● **Input material**
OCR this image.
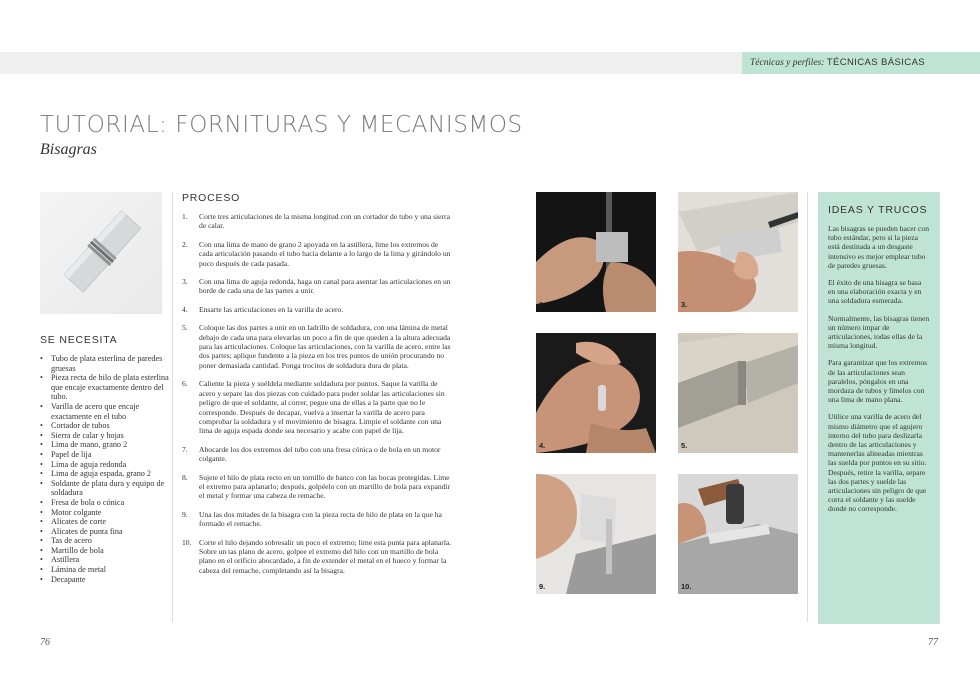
Técnicas y perfiles: TÉCNICAS BÁSICAS
TUTORIAL: FORNITURAS Y MECANISMOS
Bisagras
SE NECESITA
• Tubo de plata esterlina de paredes gruesas
• Pieza recta de hilo de plata esterlina que encaje exactamente dentro del tubo.
• Varilla de acero que encaje exactamente en el tubo
• Cortador de tubos
• Sierra de calar y hojas
• Lima de mano, grano 2
• Papel de lija
• Lima de aguja redonda
• Lima de aguja espada, grano 2
• Soldante de plata dura y equipo de soldadura
• Fresa de bola o cónica
• Motor colgante
• Alicates de corte
• Alicates de punta fina
• Tas de acero
• Martillo de bola
• Astillera
• Lámina de metal
• Decapante
PROCESO
1. Corte tres articulaciones de la misma longitud con un cortador de tubo y una sierra de calar.
2. Con una lima de mano de grano 2 apoyada en la astillera, lime los extremos de cada articulación pasando el tubo hacia delante a lo largo de la lima y girándolo un poco después de cada pasada.
3. Con una lima de aguja redonda, haga un canal para asentar las articulaciones en un borde de cada una de las partes a unir.
4. Ensarte las articulaciones en la varilla de acero.
5. Coloque las dos partes a unir en un ladrillo de soldadura, con una lámina de metal debajo de cada una para elevarlas un poco a fin de que queden a la altura adecuada para las articulaciones. Coloque las articulaciones, con la varilla de acero, entre las dos partes; aplique fundente a la pieza en los tres puntos de unión procurando no poner demasiada cantidad. Ponga trocitos de soldadura dura de plata.
6. Caliente la pieza y suéldela mediante soldadura por puntos. Saque la varilla de acero y separe las dos piezas con cuidado para poder soldar las articulaciones sin peligro de que el soldante, al correr, pegue una de ellas a la parte que no le corresponde. Después de decapar, vuelva a insertar la varilla de acero para comprobar la soldadura y el movimiento de bisagra. Limpie el soldante con una lima de aguja espada donde sea necesario y acabe con papel de lija.
7. Abocarde los dos extremos del tubo con una fresa cónica o de bola en un motor colgante.
8. Sujete el hilo de plata recto en un tornillo de banco con las bocas protegidas. Lime el extremo para aplanarlo; después, golpéelo con un martillo de bola para expandir el metal y formar una cabeza de remache.
9. Una las dos mitades de la bisagra con la pieza recta de hilo de plata en la que ha formado el remache.
10. Corte el hilo dejando sobresalir un poco el extremo; lime esta punta para aplanarla. Sobre un tas plano de acero, golpee el extremo del hilo con un martillo de bola plano en el orificio abocardado, a fin de extender el metal en el hueco y formar la cabeza del remache, completando así la bisagra.
1.	3.
4.	5.
9.	10.
IDEAS Y TRUCOS

Las bisagras se pueden hacer con tubo estándar, pero si la pieza está destinada a un desgaste intensivo es mejor emplear tubo de paredes gruesas.

El éxito de una bisagra se basa en una elaboración exacta y en una soldadura esmerada.

Normalmente, las bisagras tienen un número impar de articulaciones, todas ellas de la misma longitud.

Para garantizar que los extremos de las articulaciones sean paralelos, póngalos en una mordaza de tubos y límelos con una lima de mano plana.

Utilice una varilla de acero del mismo diámetro que el agujero interno del tubo para deslizarla dentro de las articulaciones y mantenerlas alineadas mientras las suelda por puntos en su sitio. Después, retire la varilla, separe las dos partes y suelde las articulaciones sin peligro de que corra el soldante y las suelde donde no corresponde.

76	77
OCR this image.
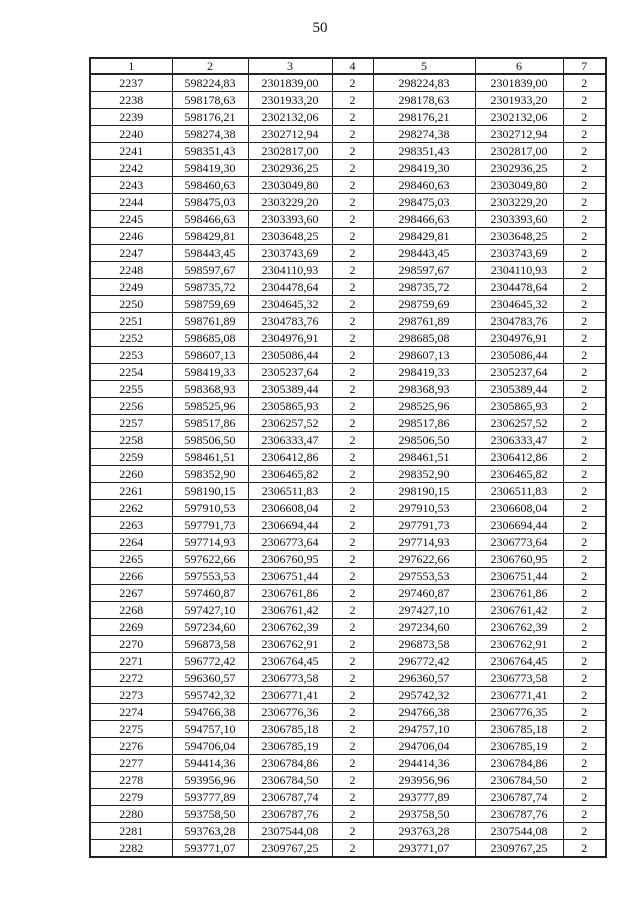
50
1	2	3	4	5	6	7
2237	598224,83	2301839,00	2	298224,83	2301839,00	2
2238	598178,63	2301933,20	2	298178,63	2301933,20	2
2239	598176,21	2302132,06	2	298176,21	2302132,06	2
2240	598274,38	2302712,94	2	298274,38	2302712,94	2
2241	598351,43	2302817,00	2	298351,43	2302817,00	2
2242	598419,30	2302936,25	2	298419,30	2302936,25	2
2243	598460,63	2303049,80	2	298460,63	2303049,80	2
2244	598475,03	2303229,20	2	298475,03	2303229,20	2
2245	598466,63	2303393,60	2	298466,63	2303393,60	2
2246	598429,81	2303648,25	2	298429,81	2303648,25	2
2247	598443,45	2303743,69	2	298443,45	2303743,69	2
2248	598597,67	2304110,93	2	298597,67	2304110,93	2
2249	598735,72	2304478,64	2	298735,72	2304478,64	2
2250	598759,69	2304645,32	2	298759,69	2304645,32	2
2251	598761,89	2304783,76	2	298761,89	2304783,76	2
2252	598685,08	2304976,91	2	298685,08	2304976,91	2
2253	598607,13	2305086,44	2	298607,13	2305086,44	2
2254	598419,33	2305237,64	2	298419,33	2305237,64	2
2255	598368,93	2305389,44	2	298368,93	2305389,44	2
2256	598525,96	2305865,93	2	298525,96	2305865,93	2
2257	598517,86	2306257,52	2	298517,86	2306257,52	2
2258	598506,50	2306333,47	2	298506,50	2306333,47	2
2259	598461,51	2306412,86	2	298461,51	2306412,86	2
2260	598352,90	2306465,82	2	298352,90	2306465,82	2
2261	598190,15	2306511,83	2	298190,15	2306511,83	2
2262	597910,53	2306608,04	2	297910,53	2306608,04	2
2263	597791,73	2306694,44	2	297791,73	2306694,44	2
2264	597714,93	2306773,64	2	297714,93	2306773,64	2
2265	597622,66	2306760,95	2	297622,66	2306760,95	2
2266	597553,53	2306751,44	2	297553,53	2306751,44	2
2267	597460,87	2306761,86	2	297460,87	2306761,86	2
2268	597427,10	2306761,42	2	297427,10	2306761,42	2
2269	597234,60	2306762,39	2	297234,60	2306762,39	2
2270	596873,58	2306762,91	2	296873,58	2306762,91	2
2271	596772,42	2306764,45	2	296772,42	2306764,45	2
2272	596360,57	2306773,58	2	296360,57	2306773,58	2
2273	595742,32	2306771,41	2	295742,32	2306771,41	2
2274	594766,38	2306776,36	2	294766,38	2306776,35	2
2275	594757,10	2306785,18	2	294757,10	2306785,18	2
2276	594706,04	2306785,19	2	294706,04	2306785,19	2
2277	594414,36	2306784,86	2	294414,36	2306784,86	2
2278	593956,96	2306784,50	2	293956,96	2306784,50	2
2279	593777,89	2306787,74	2	293777,89	2306787,74	2
2280	593758,50	2306787,76	2	293758,50	2306787,76	2
2281	593763,28	2307544,08	2	293763,28	2307544,08	2
2282	593771,07	2309767,25	2	293771,07	2309767,25	2
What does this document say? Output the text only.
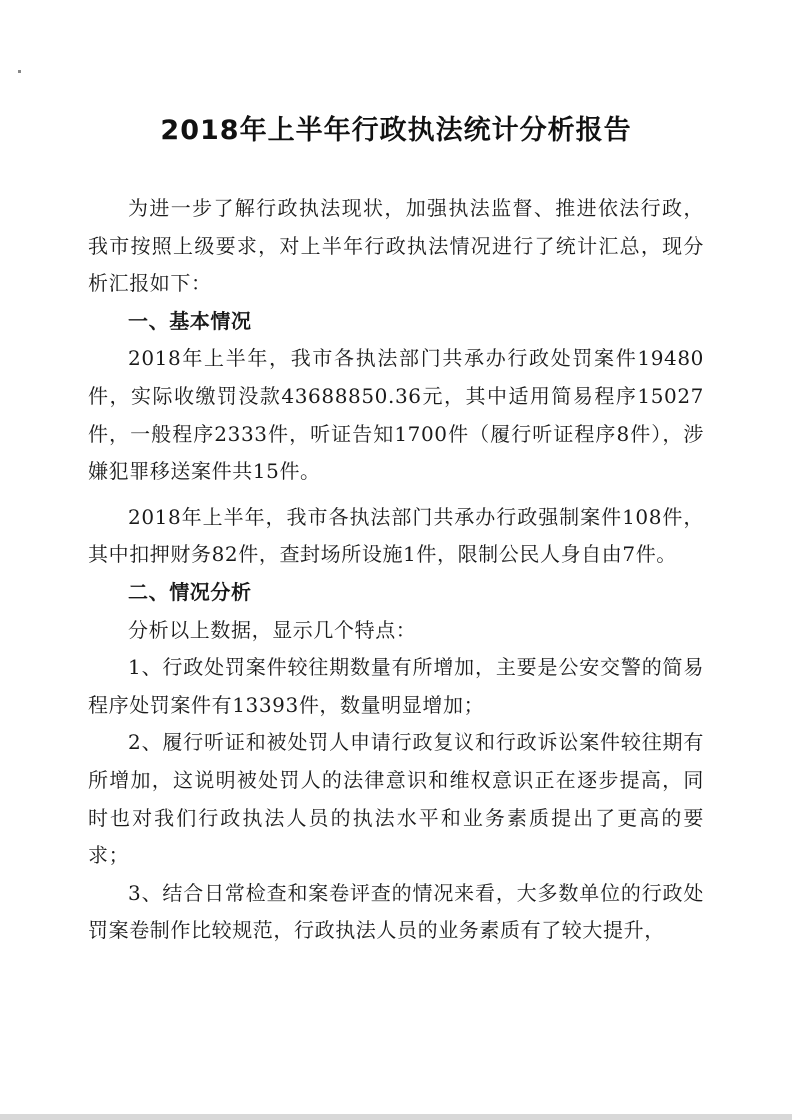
2018年上半年行政执法统计分析报告

为进一步了解行政执法现状，加强执法监督、推进依法行政，我市按照上级要求，对上半年行政执法情况进行了统计汇总，现分析汇报如下：

一、基本情况

2018年上半年，我市各执法部门共承办行政处罚案件19480件，实际收缴罚没款43688850.36元，其中适用简易程序15027件，一般程序2333件，听证告知1700件（履行听证程序8件），涉嫌犯罪移送案件共15件。

2018年上半年，我市各执法部门共承办行政强制案件108件，其中扣押财务82件，查封场所设施1件，限制公民人身自由7件。

二、情况分析

分析以上数据，显示几个特点：

1、行政处罚案件较往期数量有所增加，主要是公安交警的简易程序处罚案件有13393件，数量明显增加；

2、履行听证和被处罚人申请行政复议和行政诉讼案件较往期有所增加，这说明被处罚人的法律意识和维权意识正在逐步提高，同时也对我们行政执法人员的执法水平和业务素质提出了更高的要求；

3、结合日常检查和案卷评查的情况来看，大多数单位的行政处罚案卷制作比较规范，行政执法人员的业务素质有了较大提升，
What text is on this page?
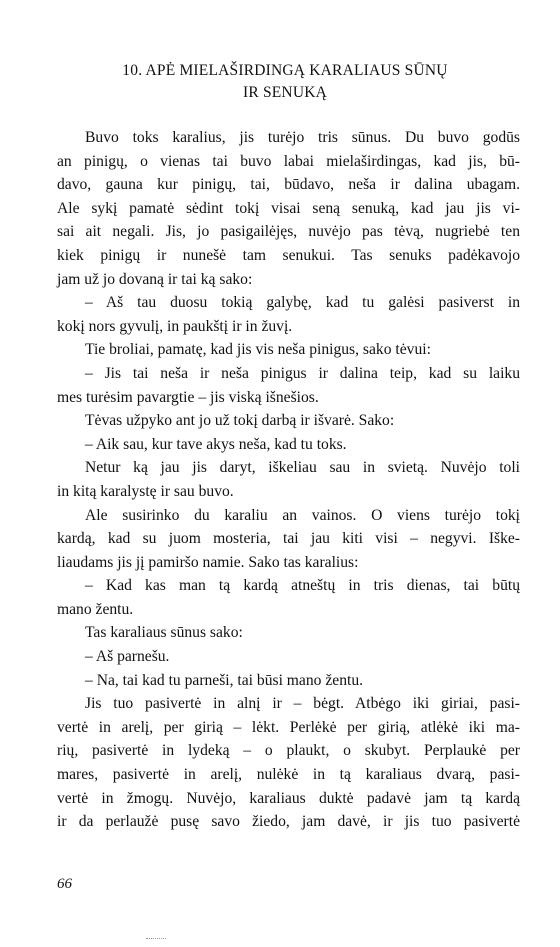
10. APĖ MIELAŠIRDINGĄ KARALIAUS SŪNŲ
IR SENUKĄ
Buvo toks karalius, jis turėjo tris sūnus. Du buvo godūs
an pinigų, o vienas tai buvo labai mielaširdingas, kad jis, bū-
davo, gauna kur pinigų, tai, būdavo, neša ir dalina ubagam.
Ale sykį pamatė sėdint tokį visai seną senuką, kad jau jis vi-
sai ait negali. Jis, jo pasigailėjęs, nuvėjo pas tėvą, nugriebė ten
kiek pinigų ir nunešė tam senukui. Tas senuks padėkavojo
jam už jo dovaną ir tai ką sako:
– Aš tau duosu tokią galybę, kad tu galėsi pasiverst in
kokį nors gyvulį, in paukštį ir in žuvį.
Tie broliai, pamatę, kad jis vis neša pinigus, sako tėvui:
– Jis tai neša ir neša pinigus ir dalina teip, kad su laiku
mes turėsim pavargtie – jis viską išnešios.
Tėvas užpyko ant jo už tokį darbą ir išvarė. Sako:
– Aik sau, kur tave akys neša, kad tu toks.
Netur ką jau jis daryt, iškeliau sau in svietą. Nuvėjo toli
in kitą karalystę ir sau buvo.
Ale susirinko du karaliu an vainos. O viens turėjo tokį
kardą, kad su juom mosteria, tai jau kiti visi – negyvi. Iške-
liaudams jis jį pamiršo namie. Sako tas karalius:
– Kad kas man tą kardą atneštų in tris dienas, tai būtų
mano žentu.
Tas karaliaus sūnus sako:
– Aš parnešu.
– Na, tai kad tu parneši, tai būsi mano žentu.
Jis tuo pasivertė in alnį ir – bėgt. Atbėgo iki giriai, pasi-
vertė in arelį, per girią – lėkt. Perlėkė per girią, atlėkė iki ma-
rių, pasivertė in lydeką – o plaukt, o skubyt. Perplaukė per
mares, pasivertė in arelį, nulėkė in tą karaliaus dvarą, pasi-
vertė in žmogų. Nuvėjo, karaliaus duktė padavė jam tą kardą
ir da perlaužė pusę savo žiedo, jam davė, ir jis tuo pasivertė
66
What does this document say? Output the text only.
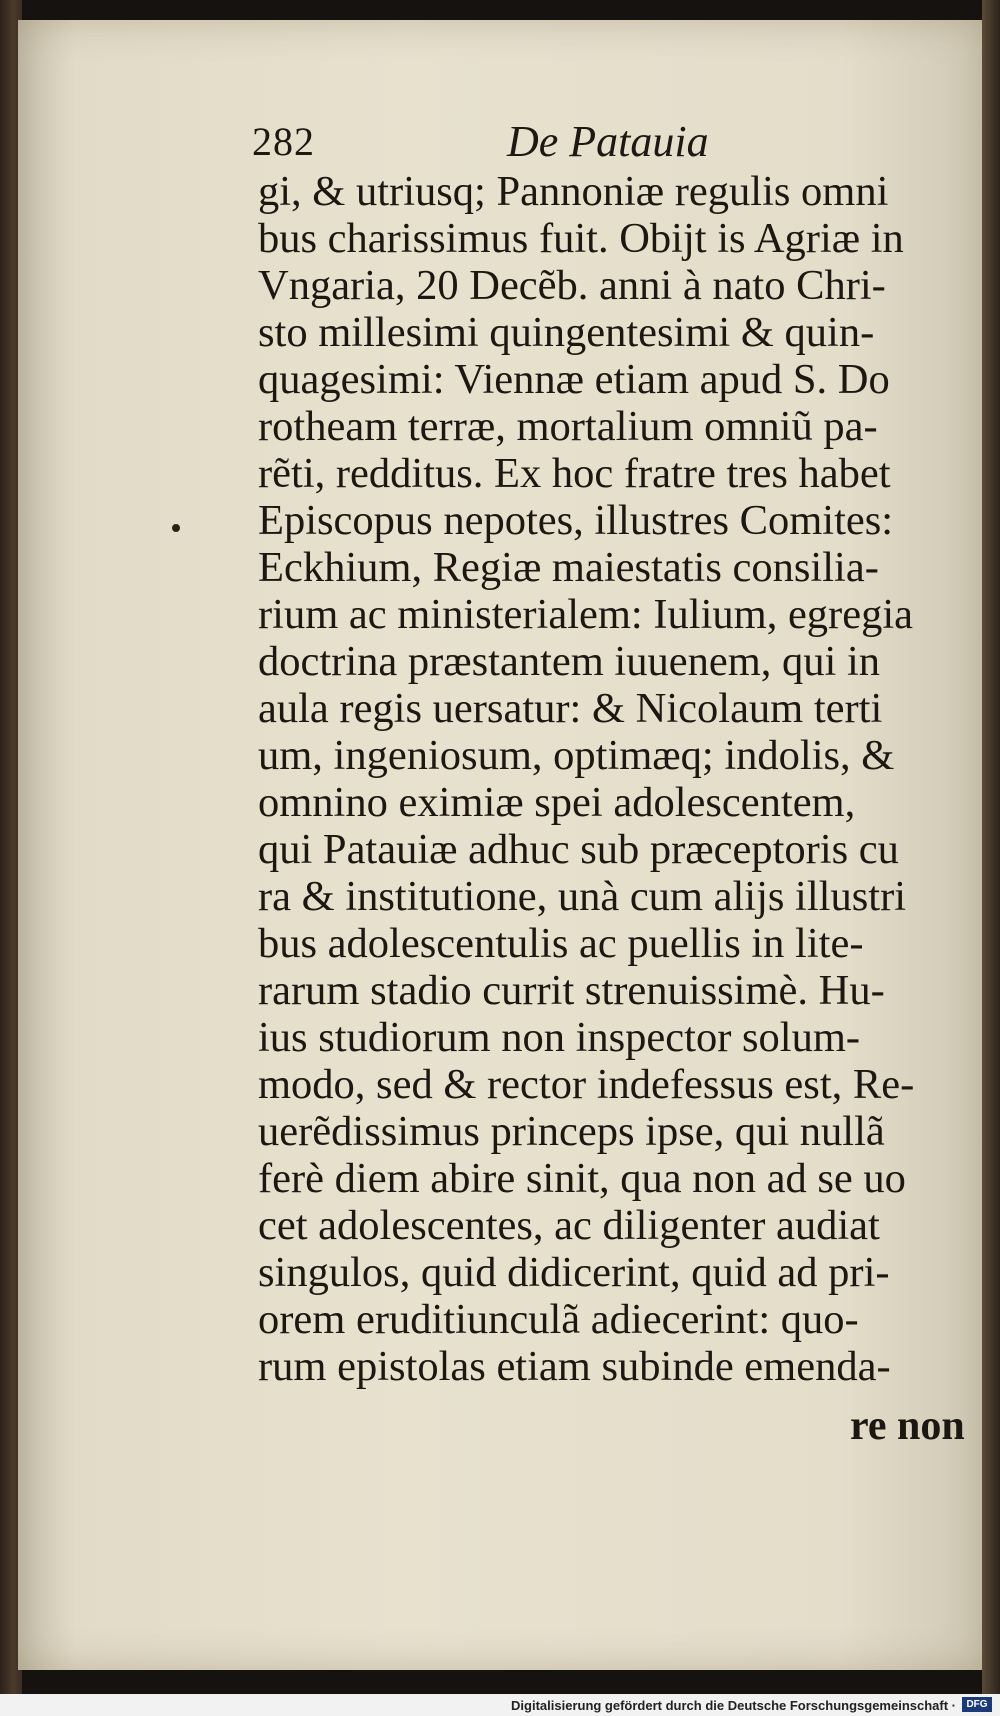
282	De Patauia
gi, & utriusq; Pannoniæ regulis omni
bus charissimus fuit. Obijt is Agriæ in
Vngaria, 20 Decẽb. anni à nato Chri-
sto millesimi quingentesimi & quin-
quagesimi: Viennæ etiam apud S. Do
rotheam terræ, mortalium omniũ pa-
rẽti, redditus. Ex hoc fratre tres habet
Episcopus nepotes, illustres Comites:
Eckhium, Regiæ maiestatis consilia-
rium ac ministerialem: Iulium, egregia
doctrina præstantem iuuenem, qui in
aula regis uersatur: & Nicolaum terti
um, ingeniosum, optimæq; indolis, &
omnino eximiæ spei adolescentem,
qui Patauiæ adhuc sub præceptoris cu
ra & institutione, unà cum alijs illustri
bus adolescentulis ac puellis in lite-
rarum stadio currit strenuissimè. Hu-
ius studiorum non inspector solum-
modo, sed & rector indefessus est, Re-
uerẽdissimus princeps ipse, qui nullã
ferè diem abire sinit, qua non ad se uo
cet adolescentes, ac diligenter audiat
singulos, quid didicerint, quid ad pri-
orem eruditiunculã adiecerint: quo-
rum epistolas etiam subinde emenda-
re non
Digitalisierung gefördert durch die Deutsche Forschungsgemeinschaft ·	DFG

● **Exercise goal**
From the entries above, copy each line holding "sūnus".

● **Reply**
Buvo toks karalius, jis turėjo tris sūnus. Du buvo godūs
Tas karaliaus sūnus sako:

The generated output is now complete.